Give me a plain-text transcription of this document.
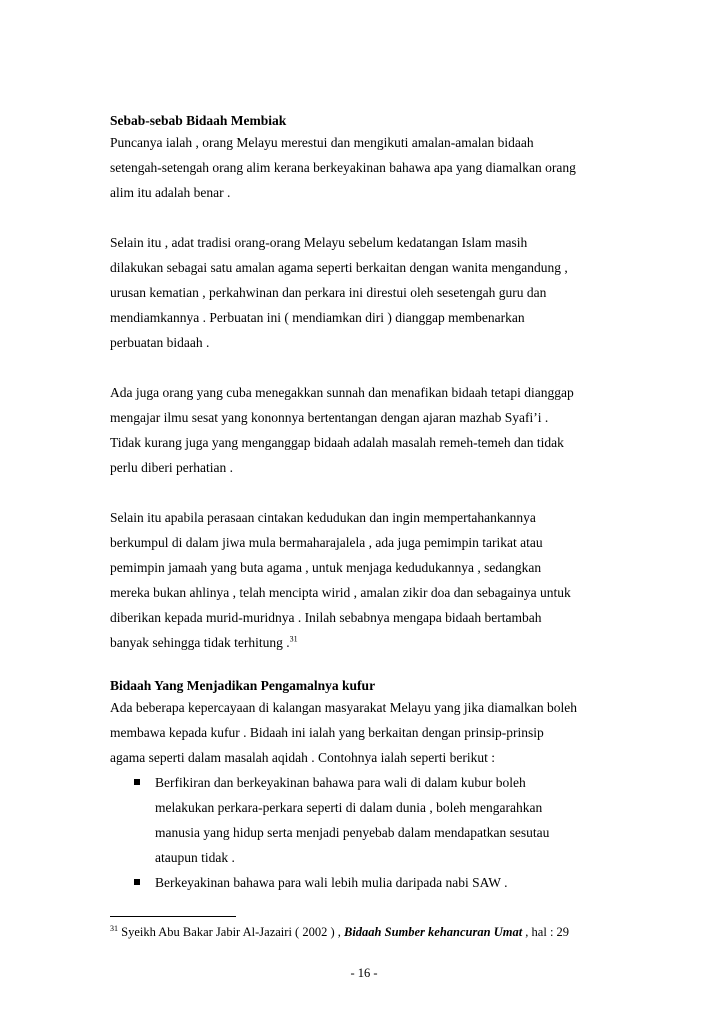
Sebab-sebab Bidaah Membiak

Puncanya ialah , orang Melayu merestui dan mengikuti amalan-amalan bidaah
setengah-setengah orang alim kerana berkeyakinan bahawa apa yang diamalkan orang
alim itu adalah benar .

Selain itu , adat tradisi orang-orang Melayu sebelum kedatangan Islam masih
dilakukan sebagai satu amalan agama seperti berkaitan dengan wanita mengandung ,
urusan kematian , perkahwinan dan perkara ini direstui oleh sesetengah guru dan
mendiamkannya . Perbuatan ini ( mendiamkan diri ) dianggap membenarkan
perbuatan bidaah .

Ada juga orang yang cuba menegakkan sunnah dan menafikan bidaah tetapi dianggap
mengajar ilmu sesat yang kononnya bertentangan dengan ajaran mazhab Syafi’i .
Tidak kurang juga yang menganggap bidaah adalah masalah remeh-temeh dan tidak
perlu diberi perhatian .

Selain itu apabila perasaan cintakan kedudukan dan ingin mempertahankannya
berkumpul di dalam jiwa mula bermaharajalela , ada juga pemimpin tarikat atau
pemimpin jamaah yang buta agama , untuk menjaga kedudukannya , sedangkan
mereka bukan ahlinya , telah mencipta wirid , amalan zikir doa dan sebagainya untuk
diberikan kepada murid-muridnya . Inilah sebabnya mengapa bidaah bertambah
banyak sehingga tidak terhitung .$^{31}$

Bidaah Yang Menjadikan Pengamalnya kufur

Ada beberapa kepercayaan di kalangan masyarakat Melayu yang jika diamalkan boleh
membawa kepada kufur . Bidaah ini ialah yang berkaitan dengan prinsip-prinsip
agama seperti dalam masalah aqidah . Contohnya ialah seperti berikut :

Berfikiran dan berkeyakinan bahawa para wali di dalam kubur boleh
melakukan perkara-perkara seperti di dalam dunia , boleh mengarahkan
manusia yang hidup serta menjadi penyebab dalam mendapatkan sesutau
ataupun tidak .
Berkeyakinan bahawa para wali lebih mulia daripada nabi SAW .
$^{31}$ Syeikh Abu Bakar Jabir Al-Jazairi ( 2002 ) , Bidaah Sumber kehancuran Umat , hal : 29
- 16 -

-------------------------

## EXERCISE GOAL:
Make a verbatim copy of all the entries and strip out the pictures.

## RESULT:
Give me a plain-text transcription of this document.
Sebab-sebab Bidaah Membiak

Puncanya ialah , orang Melayu merestui dan mengikuti amalan-amalan bidaah
setengah-setengah orang alim kerana berkeyakinan bahawa apa yang diamalkan orang
alim itu adalah benar .

Selain itu , adat tradisi orang-orang Melayu sebelum kedatangan Islam masih
dilakukan sebagai satu amalan agama seperti berkaitan dengan wanita mengandung ,
urusan kematian , perkahwinan dan perkara ini direstui oleh sesetengah guru dan
mendiamkannya . Perbuatan ini ( mendiamkan diri ) dianggap membenarkan
perbuatan bidaah .

Ada juga orang yang cuba menegakkan sunnah dan menafikan bidaah tetapi dianggap
mengajar ilmu sesat yang kononnya bertentangan dengan ajaran mazhab Syafi’i .
Tidak kurang juga yang menganggap bidaah adalah masalah remeh-temeh dan tidak
perlu diberi perhatian .

Selain itu apabila perasaan cintakan kedudukan dan ingin mempertahankannya
berkumpul di dalam jiwa mula bermaharajalela , ada juga pemimpin tarikat atau
pemimpin jamaah yang buta agama , untuk menjaga kedudukannya , sedangkan
mereka bukan ahlinya , telah mencipta wirid , amalan zikir doa dan sebagainya untuk
diberikan kepada murid-muridnya . Inilah sebabnya mengapa bidaah bertambah
banyak sehingga tidak terhitung .$^{31}$

Bidaah Yang Menjadikan Pengamalnya kufur

Ada beberapa kepercayaan di kalangan masyarakat Melayu yang jika diamalkan boleh
membawa kepada kufur . Bidaah ini ialah yang berkaitan dengan prinsip-prinsip
agama seperti dalam masalah aqidah . Contohnya ialah seperti berikut :

Berfikiran dan berkeyakinan bahawa para wali di dalam kubur boleh
melakukan perkara-perkara seperti di dalam dunia , boleh mengarahkan
manusia yang hidup serta menjadi penyebab dalam mendapatkan sesutau
ataupun tidak .
Berkeyakinan bahawa para wali lebih mulia daripada nabi SAW .
$^{31}$ Syeikh Abu Bakar Jabir Al-Jazairi ( 2002 ) , Bidaah Sumber kehancuran Umat , hal : 29
- 16 -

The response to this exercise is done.